Excerpted passage.
Hillsdale doesnt need to string a few words together to show its dedication to equality. Its actions speak for itself.
The colleges commitment to its principles has never wavered. In the 1970s when the federal government attempted to require the college to discriminate against potential students based on their race, the college refused. This meant the loss of all federal funding to its students as well as the institution. Hillsdale has instead generated private funding to continue its mission.
The college operates today as it always has, educating another generation of students to aspire to the great principles animating the Declaration of Independence and Bill of Rights. Statues of Douglass and Abraham Lincoln adorn campus as students study, reminding them of the virtues the college upholds.
While other companies are busy regurgitating statements capturing whatever ideas are trendy at the time, Hillsdale is busy fulfilling the same mission they set forth 176 years ago.
Sponsor of Mark Levin, I like their message.
What’s wrong with “Conservative Arts Institute”?
How old-fashioned.
RE: Sponsor of Mark Levin, I like their message
Also of Rush Limbaugh, also of Dennis Prager, etc.
I would have liked to send my youngest son there. But, they do not have an engineering curriculum so, I sent him to my Alma Mater with a stern warning about resisting the extreme Liberalism now found there. Thank God Almighty he managed to do so.

Extracted entries.
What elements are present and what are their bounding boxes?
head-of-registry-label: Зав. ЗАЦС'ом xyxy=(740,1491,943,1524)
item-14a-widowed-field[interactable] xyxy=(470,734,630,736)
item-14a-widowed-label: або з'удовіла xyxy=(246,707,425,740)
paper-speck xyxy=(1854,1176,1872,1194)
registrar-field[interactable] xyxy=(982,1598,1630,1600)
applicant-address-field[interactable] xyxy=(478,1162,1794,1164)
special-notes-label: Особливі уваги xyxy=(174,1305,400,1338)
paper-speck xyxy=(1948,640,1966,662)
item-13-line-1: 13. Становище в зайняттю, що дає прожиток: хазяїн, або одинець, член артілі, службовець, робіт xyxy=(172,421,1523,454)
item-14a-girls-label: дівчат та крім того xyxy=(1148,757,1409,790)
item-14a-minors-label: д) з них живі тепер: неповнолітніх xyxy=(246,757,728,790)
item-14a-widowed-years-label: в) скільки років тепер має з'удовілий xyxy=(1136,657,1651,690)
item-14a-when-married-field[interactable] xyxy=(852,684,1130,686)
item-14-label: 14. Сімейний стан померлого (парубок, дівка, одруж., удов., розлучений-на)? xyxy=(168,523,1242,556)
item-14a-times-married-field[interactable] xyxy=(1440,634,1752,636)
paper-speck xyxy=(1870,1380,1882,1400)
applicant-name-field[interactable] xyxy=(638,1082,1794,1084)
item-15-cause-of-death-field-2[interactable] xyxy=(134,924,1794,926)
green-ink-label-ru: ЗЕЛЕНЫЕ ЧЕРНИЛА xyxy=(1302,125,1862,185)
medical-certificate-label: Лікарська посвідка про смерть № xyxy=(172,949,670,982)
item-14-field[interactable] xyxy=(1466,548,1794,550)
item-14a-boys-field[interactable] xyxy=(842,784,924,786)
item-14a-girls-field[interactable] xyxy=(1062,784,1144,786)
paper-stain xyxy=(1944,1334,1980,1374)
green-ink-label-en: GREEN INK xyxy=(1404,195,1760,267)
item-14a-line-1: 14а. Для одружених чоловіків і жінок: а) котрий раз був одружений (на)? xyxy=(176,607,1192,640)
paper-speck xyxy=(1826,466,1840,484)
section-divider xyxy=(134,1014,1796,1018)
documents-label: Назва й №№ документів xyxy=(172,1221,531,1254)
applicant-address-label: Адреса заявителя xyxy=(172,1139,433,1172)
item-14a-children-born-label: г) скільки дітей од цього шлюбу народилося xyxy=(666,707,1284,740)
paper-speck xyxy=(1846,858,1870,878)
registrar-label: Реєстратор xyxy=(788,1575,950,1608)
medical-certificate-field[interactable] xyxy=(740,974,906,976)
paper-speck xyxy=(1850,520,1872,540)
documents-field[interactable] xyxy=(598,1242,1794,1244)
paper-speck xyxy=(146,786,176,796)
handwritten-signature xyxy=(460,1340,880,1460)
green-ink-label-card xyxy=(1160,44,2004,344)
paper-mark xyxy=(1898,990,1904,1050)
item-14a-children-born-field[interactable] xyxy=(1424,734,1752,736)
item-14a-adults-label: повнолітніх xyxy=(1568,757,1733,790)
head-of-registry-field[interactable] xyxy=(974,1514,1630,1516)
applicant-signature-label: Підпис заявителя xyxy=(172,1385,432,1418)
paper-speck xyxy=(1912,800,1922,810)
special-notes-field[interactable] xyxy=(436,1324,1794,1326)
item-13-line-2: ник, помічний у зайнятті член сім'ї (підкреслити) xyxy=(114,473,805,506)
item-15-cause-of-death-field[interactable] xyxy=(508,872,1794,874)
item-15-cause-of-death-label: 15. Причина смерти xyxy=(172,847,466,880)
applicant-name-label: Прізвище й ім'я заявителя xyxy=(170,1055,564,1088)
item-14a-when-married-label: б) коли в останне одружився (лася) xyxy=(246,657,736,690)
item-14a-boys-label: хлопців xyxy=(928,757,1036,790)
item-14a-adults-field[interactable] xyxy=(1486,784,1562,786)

What is being asked.
In the passage about Hillsdale, rewrite the section from "RE: Sponsor of" up to and including "managed to do so.", replacing "Alma Mater" with "old university". The rows aren't needed for this work.

Task solution.
RE: Sponsor of Mark Levin, I like their message
Also of Rush Limbaugh, also of Dennis Prager, etc.
I would have liked to send my youngest son there. But, they do not have an engineering curriculum so, I sent him to my old university with a stern warning about resisting the extreme Liberalism now found there. Thank God Almighty he managed to do so.